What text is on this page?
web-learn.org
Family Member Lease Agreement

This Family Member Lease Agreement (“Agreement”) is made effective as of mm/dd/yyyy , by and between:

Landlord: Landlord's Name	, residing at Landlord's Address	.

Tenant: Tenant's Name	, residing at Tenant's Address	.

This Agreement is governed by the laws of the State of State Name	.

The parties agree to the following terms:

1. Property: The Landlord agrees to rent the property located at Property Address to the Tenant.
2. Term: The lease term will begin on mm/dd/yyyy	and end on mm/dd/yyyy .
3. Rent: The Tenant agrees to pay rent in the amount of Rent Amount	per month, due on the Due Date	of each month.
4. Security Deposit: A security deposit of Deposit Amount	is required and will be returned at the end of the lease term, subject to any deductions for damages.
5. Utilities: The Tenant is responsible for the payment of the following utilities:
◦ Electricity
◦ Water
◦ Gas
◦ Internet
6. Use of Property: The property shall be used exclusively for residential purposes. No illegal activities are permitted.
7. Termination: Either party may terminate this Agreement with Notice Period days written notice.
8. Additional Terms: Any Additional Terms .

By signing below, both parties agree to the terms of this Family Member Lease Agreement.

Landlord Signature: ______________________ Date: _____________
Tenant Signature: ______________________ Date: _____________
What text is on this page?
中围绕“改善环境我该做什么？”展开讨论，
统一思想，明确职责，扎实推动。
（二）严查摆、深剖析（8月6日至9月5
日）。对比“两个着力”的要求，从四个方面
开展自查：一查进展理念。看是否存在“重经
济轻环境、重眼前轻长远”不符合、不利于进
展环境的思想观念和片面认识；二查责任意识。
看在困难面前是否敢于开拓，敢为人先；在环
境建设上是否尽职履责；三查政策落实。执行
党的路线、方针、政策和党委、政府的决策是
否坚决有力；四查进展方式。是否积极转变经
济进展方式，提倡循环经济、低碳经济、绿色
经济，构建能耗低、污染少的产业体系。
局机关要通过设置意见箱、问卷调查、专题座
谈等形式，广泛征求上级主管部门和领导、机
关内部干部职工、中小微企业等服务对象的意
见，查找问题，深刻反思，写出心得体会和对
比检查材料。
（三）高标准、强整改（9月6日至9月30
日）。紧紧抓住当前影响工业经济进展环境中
------------
_WRITTEN EXERCISE_: Copy every record exactly, with nothing added or dropped.

_SOLUTION TO THIS EXERCISE_:
What text is on this page?
web-learn.org
Family Member Lease Agreement

This Family Member Lease Agreement (“Agreement”) is made effective as of mm/dd/yyyy , by and between:

Landlord: Landlord's Name	, residing at Landlord's Address	.

Tenant: Tenant's Name	, residing at Tenant's Address	.

This Agreement is governed by the laws of the State of State Name	.

The parties agree to the following terms:

1. Property: The Landlord agrees to rent the property located at Property Address to the Tenant.
2. Term: The lease term will begin on mm/dd/yyyy	and end on mm/dd/yyyy .
3. Rent: The Tenant agrees to pay rent in the amount of Rent Amount	per month, due on the Due Date	of each month.
4. Security Deposit: A security deposit of Deposit Amount	is required and will be returned at the end of the lease term, subject to any deductions for damages.
5. Utilities: The Tenant is responsible for the payment of the following utilities:
◦ Electricity
◦ Water
◦ Gas
◦ Internet
6. Use of Property: The property shall be used exclusively for residential purposes. No illegal activities are permitted.
7. Termination: Either party may terminate this Agreement with Notice Period days written notice.
8. Additional Terms: Any Additional Terms .

By signing below, both parties agree to the terms of this Family Member Lease Agreement.

Landlord Signature: ______________________ Date: _____________
Tenant Signature: ______________________ Date: _____________
What text is on this page?
中围绕“改善环境我该做什么？”展开讨论，
统一思想，明确职责，扎实推动。
（二）严查摆、深剖析（8月6日至9月5
日）。对比“两个着力”的要求，从四个方面
开展自查：一查进展理念。看是否存在“重经
济轻环境、重眼前轻长远”不符合、不利于进
展环境的思想观念和片面认识；二查责任意识。
看在困难面前是否敢于开拓，敢为人先；在环
境建设上是否尽职履责；三查政策落实。执行
党的路线、方针、政策和党委、政府的决策是
否坚决有力；四查进展方式。是否积极转变经
济进展方式，提倡循环经济、低碳经济、绿色
经济，构建能耗低、污染少的产业体系。
局机关要通过设置意见箱、问卷调查、专题座
谈等形式，广泛征求上级主管部门和领导、机
关内部干部职工、中小微企业等服务对象的意
见，查找问题，深刻反思，写出心得体会和对
比检查材料。
（三）高标准、强整改（9月6日至9月30
日）。紧紧抓住当前影响工业经济进展环境中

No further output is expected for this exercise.